Task instructions: Each entry below should be written out exactly as it is, with no pictures.
-- Start of Material for this exercise --
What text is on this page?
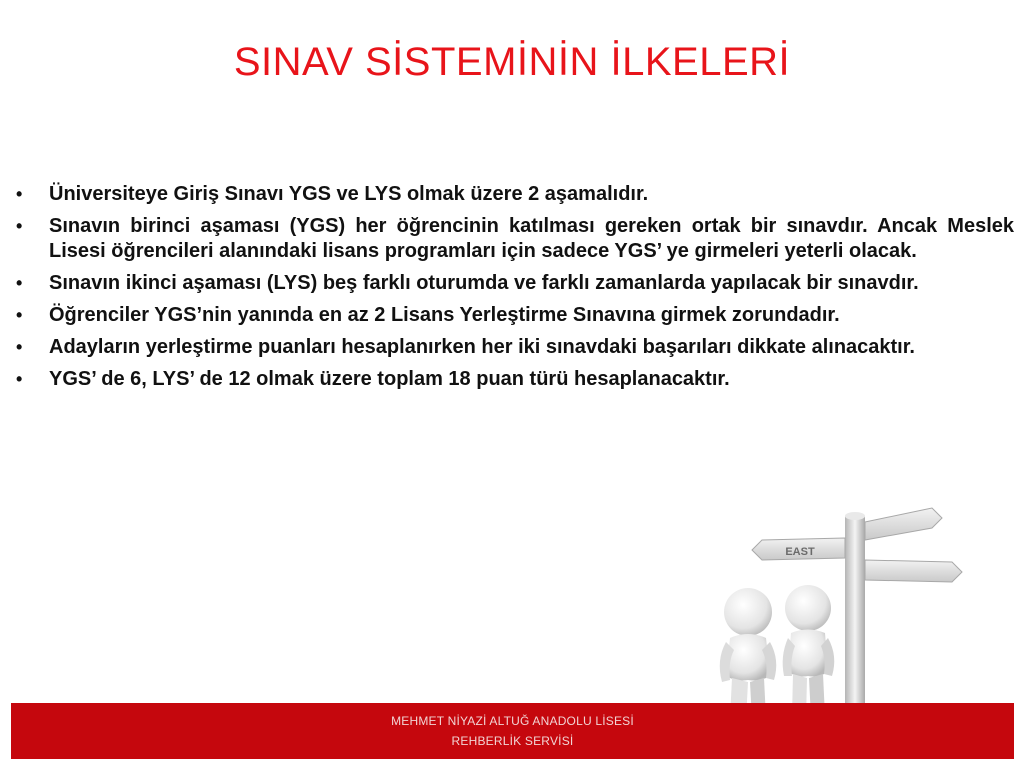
SINAV SİSTEMİNİN İLKELERİ
•	Üniversiteye Giriş Sınavı YGS ve LYS olmak üzere 2 aşamalıdır.
•	Sınavın birinci aşaması (YGS) her öğrencinin katılması gereken ortak bir sınavdır. Ancak Meslek Lisesi öğrencileri alanındaki lisans programları için sadece YGS’ ye girmeleri yeterli olacak.
•	Sınavın ikinci aşaması (LYS) beş farklı oturumda ve farklı zamanlarda yapılacak bir sınavdır.
•	Öğrenciler YGS’nin yanında en az 2 Lisans Yerleştirme Sınavına girmek zorundadır.
•	Adayların yerleştirme puanları hesaplanırken her iki sınavdaki başarıları dikkate alınacaktır.
•	YGS’ de 6, LYS’ de 12 olmak üzere toplam 18 puan türü hesaplanacaktır.
EAST
MEHMET NİYAZİ ALTUĞ ANADOLU LİSESİ
REHBERLİK SERVİSİ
-- End of Material for this exercise --
Reply:
What text is on this page?
SINAV SİSTEMİNİN İLKELERİ
•	Üniversiteye Giriş Sınavı YGS ve LYS olmak üzere 2 aşamalıdır.
•	Sınavın birinci aşaması (YGS) her öğrencinin katılması gereken ortak bir sınavdır. Ancak Meslek Lisesi öğrencileri alanındaki lisans programları için sadece YGS’ ye girmeleri yeterli olacak.
•	Sınavın ikinci aşaması (LYS) beş farklı oturumda ve farklı zamanlarda yapılacak bir sınavdır.
•	Öğrenciler YGS’nin yanında en az 2 Lisans Yerleştirme Sınavına girmek zorundadır.
•	Adayların yerleştirme puanları hesaplanırken her iki sınavdaki başarıları dikkate alınacaktır.
•	YGS’ de 6, LYS’ de 12 olmak üzere toplam 18 puan türü hesaplanacaktır.
EAST
MEHMET NİYAZİ ALTUĞ ANADOLU LİSESİ
REHBERLİK SERVİSİ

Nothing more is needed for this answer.